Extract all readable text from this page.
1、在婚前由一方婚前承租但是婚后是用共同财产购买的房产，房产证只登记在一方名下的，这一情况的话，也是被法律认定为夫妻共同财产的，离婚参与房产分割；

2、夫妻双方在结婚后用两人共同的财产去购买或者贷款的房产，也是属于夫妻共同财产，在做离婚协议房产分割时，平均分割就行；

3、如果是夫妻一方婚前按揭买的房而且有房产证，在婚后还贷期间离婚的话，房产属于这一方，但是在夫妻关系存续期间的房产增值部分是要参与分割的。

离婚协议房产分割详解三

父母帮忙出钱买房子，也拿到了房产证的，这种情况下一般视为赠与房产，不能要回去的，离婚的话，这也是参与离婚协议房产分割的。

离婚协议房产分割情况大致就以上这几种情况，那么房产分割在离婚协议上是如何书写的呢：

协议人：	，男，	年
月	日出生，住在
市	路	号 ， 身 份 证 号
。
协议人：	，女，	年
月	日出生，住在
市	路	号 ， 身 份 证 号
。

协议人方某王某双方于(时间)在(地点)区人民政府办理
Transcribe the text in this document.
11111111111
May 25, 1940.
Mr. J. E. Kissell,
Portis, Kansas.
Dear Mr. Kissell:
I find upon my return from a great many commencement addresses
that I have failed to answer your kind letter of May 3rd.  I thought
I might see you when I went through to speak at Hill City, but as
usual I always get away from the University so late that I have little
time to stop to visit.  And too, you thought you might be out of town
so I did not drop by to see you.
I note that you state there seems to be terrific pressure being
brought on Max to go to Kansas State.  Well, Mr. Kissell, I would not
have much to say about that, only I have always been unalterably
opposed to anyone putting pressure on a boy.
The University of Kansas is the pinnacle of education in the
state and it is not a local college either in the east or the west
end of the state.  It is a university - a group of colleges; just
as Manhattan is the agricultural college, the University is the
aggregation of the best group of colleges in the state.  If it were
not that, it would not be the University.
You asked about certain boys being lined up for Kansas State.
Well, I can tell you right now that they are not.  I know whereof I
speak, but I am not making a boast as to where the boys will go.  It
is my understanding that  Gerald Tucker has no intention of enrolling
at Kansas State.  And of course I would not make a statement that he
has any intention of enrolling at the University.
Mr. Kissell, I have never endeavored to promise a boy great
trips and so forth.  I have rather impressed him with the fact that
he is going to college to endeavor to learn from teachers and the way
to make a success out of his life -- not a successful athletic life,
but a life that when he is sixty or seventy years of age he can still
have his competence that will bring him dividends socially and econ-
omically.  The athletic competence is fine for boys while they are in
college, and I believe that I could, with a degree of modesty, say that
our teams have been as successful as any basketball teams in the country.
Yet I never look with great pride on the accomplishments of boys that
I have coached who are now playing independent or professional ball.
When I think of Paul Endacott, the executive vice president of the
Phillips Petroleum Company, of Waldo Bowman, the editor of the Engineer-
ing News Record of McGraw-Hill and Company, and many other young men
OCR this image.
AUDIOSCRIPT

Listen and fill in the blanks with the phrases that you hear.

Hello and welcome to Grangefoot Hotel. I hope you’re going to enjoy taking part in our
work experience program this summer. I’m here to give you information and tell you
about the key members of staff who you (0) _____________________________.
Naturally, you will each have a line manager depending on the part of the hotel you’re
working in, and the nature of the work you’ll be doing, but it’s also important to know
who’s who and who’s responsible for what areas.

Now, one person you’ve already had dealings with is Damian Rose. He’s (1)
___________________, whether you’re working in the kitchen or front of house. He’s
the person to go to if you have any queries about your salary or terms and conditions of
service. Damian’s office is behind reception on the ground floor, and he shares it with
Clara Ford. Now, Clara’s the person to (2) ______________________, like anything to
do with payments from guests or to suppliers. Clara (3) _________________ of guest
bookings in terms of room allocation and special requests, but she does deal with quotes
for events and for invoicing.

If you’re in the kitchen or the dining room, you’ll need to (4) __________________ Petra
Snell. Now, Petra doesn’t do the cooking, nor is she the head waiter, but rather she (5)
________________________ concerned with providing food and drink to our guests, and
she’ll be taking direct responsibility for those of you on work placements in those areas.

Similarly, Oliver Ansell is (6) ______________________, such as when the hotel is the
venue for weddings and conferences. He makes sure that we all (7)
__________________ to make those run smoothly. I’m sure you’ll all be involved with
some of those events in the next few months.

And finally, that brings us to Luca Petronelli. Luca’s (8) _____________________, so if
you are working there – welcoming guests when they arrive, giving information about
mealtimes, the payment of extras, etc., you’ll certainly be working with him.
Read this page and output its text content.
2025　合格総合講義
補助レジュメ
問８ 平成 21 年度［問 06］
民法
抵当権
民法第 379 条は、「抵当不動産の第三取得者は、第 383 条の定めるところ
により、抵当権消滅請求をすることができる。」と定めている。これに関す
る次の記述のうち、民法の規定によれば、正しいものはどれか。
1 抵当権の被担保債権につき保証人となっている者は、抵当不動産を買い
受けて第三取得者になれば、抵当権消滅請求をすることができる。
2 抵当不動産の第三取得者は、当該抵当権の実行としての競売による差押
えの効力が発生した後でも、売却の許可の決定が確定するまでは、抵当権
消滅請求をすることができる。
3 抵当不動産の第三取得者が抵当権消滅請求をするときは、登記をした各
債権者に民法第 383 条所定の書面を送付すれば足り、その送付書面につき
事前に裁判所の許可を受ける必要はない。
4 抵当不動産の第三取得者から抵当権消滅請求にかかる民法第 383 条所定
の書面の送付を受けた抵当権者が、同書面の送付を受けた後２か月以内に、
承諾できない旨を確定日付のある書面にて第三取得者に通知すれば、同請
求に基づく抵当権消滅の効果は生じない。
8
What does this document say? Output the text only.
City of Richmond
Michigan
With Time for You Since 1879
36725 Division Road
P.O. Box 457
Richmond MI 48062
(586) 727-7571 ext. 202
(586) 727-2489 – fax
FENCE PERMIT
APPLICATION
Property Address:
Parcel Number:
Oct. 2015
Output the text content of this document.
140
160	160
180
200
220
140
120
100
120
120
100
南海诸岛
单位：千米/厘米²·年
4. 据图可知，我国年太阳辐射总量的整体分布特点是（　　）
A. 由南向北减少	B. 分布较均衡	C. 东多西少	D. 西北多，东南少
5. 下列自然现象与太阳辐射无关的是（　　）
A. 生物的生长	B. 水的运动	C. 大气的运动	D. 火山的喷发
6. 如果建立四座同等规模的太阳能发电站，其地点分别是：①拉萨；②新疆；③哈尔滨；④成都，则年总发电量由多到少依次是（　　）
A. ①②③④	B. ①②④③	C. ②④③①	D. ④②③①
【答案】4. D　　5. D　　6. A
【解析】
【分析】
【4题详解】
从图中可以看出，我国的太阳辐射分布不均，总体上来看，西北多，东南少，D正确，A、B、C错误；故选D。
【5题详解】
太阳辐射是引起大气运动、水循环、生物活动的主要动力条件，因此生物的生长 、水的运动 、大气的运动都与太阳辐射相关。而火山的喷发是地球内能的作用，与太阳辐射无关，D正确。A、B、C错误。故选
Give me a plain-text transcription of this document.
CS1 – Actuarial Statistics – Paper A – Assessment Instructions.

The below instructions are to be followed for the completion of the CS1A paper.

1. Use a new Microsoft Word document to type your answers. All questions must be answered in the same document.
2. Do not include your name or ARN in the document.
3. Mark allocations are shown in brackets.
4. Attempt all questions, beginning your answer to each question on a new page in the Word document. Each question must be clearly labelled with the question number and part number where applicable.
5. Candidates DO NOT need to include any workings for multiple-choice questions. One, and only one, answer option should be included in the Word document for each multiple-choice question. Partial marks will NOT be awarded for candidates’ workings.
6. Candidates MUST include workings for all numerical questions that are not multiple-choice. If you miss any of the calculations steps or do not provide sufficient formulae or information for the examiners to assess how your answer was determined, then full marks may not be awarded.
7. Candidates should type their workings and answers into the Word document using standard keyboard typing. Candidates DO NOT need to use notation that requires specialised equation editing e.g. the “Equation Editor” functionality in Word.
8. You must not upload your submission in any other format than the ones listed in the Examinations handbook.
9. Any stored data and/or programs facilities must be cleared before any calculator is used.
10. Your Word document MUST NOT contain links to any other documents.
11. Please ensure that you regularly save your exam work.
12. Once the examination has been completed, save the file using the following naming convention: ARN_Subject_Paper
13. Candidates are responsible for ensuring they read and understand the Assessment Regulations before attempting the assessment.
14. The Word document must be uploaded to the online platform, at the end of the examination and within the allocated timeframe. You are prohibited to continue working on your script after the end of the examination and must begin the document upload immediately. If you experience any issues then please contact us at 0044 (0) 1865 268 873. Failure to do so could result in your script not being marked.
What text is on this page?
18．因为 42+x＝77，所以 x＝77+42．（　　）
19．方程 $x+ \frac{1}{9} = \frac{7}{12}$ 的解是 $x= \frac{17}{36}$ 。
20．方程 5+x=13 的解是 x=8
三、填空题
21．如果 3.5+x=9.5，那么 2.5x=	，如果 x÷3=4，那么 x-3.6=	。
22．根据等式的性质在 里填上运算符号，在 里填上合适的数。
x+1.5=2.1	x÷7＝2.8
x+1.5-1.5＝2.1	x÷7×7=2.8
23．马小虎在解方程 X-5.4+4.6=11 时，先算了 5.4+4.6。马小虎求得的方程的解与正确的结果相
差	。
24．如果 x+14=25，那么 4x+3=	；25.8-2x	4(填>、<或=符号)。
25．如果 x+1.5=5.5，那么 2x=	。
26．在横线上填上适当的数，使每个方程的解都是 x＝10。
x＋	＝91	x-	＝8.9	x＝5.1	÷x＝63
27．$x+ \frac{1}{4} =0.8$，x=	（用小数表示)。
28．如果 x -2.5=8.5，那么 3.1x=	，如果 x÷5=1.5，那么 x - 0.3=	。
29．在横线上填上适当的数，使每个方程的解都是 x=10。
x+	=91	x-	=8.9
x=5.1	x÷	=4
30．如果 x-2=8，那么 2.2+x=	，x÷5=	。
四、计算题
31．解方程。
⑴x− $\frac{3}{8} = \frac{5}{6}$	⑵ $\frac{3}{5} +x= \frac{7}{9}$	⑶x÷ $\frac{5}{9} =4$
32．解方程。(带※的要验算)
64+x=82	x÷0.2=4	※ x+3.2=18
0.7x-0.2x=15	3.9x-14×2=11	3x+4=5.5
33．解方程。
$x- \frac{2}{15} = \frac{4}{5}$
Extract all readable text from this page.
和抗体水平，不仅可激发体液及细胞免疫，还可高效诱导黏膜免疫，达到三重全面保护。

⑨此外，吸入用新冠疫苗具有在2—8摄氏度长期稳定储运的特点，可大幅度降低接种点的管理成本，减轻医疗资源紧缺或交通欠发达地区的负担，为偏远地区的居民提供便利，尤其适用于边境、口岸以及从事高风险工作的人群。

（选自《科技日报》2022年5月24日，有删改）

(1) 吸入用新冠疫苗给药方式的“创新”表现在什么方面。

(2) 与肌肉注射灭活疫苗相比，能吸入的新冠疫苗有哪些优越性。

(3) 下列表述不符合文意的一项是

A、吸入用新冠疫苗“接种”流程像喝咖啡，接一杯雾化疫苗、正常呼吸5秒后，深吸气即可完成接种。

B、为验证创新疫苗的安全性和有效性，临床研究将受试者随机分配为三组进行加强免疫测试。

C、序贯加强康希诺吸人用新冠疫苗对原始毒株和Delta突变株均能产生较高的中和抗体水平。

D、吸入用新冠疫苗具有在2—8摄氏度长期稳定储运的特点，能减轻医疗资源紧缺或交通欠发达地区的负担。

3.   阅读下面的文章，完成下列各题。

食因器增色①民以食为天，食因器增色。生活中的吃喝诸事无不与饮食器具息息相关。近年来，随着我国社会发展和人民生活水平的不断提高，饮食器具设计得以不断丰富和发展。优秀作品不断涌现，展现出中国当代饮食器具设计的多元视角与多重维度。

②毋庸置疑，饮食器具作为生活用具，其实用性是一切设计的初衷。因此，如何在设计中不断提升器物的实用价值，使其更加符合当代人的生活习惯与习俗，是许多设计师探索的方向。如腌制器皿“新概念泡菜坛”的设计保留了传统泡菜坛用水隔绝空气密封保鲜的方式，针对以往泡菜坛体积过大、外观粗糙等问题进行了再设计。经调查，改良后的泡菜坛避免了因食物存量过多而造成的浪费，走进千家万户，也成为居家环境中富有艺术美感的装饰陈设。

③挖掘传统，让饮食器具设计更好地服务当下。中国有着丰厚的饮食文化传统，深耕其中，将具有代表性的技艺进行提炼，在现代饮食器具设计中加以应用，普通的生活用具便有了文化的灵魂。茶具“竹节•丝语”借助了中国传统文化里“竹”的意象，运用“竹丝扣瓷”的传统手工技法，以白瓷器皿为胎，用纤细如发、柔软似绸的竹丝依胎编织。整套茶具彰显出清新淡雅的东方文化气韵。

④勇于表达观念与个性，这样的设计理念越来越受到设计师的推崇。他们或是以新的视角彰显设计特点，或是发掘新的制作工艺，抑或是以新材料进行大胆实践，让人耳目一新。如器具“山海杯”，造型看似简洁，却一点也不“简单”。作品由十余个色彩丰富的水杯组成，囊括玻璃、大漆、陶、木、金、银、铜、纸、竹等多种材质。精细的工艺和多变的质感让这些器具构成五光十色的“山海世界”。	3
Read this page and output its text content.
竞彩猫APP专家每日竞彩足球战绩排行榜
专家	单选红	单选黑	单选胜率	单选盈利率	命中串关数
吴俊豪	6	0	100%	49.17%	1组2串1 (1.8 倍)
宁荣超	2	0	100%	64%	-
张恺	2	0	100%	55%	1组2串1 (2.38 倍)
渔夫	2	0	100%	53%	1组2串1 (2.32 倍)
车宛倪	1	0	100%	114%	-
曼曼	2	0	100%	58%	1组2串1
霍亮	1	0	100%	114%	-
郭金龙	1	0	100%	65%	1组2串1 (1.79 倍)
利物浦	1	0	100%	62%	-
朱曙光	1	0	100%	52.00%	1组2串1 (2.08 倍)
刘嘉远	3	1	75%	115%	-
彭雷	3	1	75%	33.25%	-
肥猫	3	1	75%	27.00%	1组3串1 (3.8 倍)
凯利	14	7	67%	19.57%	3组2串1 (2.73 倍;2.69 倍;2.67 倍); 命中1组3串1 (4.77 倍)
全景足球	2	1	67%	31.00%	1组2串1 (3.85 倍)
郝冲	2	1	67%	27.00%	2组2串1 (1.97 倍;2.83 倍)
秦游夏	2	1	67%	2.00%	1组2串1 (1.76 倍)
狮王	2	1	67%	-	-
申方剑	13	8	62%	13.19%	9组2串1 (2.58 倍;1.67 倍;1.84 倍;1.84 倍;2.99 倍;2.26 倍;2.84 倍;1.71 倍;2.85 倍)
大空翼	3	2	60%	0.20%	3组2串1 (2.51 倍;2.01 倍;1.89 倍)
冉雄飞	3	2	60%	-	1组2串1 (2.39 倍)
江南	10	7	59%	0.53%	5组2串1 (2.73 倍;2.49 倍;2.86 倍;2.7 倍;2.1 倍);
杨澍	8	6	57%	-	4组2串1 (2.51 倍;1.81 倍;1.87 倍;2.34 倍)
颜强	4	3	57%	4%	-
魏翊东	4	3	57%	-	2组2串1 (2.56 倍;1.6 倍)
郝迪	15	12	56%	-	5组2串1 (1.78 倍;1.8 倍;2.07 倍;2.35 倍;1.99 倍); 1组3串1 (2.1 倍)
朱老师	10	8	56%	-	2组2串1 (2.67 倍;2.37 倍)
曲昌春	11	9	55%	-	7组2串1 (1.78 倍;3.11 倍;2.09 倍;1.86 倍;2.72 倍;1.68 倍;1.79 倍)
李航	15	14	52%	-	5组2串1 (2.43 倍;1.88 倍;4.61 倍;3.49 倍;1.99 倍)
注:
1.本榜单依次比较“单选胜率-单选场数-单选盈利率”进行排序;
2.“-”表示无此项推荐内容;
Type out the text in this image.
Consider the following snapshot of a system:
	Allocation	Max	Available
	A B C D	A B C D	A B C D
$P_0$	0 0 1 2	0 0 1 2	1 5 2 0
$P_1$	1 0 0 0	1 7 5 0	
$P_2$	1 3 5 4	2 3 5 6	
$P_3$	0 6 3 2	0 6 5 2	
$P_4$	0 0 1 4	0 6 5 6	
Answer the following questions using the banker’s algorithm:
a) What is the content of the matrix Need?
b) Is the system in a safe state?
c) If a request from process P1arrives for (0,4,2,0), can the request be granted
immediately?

————

(WHAT NEEDS TO BE DONE):
Check each line of the records above for "thought", and copy those that have it.

(ANSWER TO THIS PROBLEM):
that I have failed to answer your kind letter of May 3rd.  I thought
time to stop to visit.  And too, you thought you might be out of town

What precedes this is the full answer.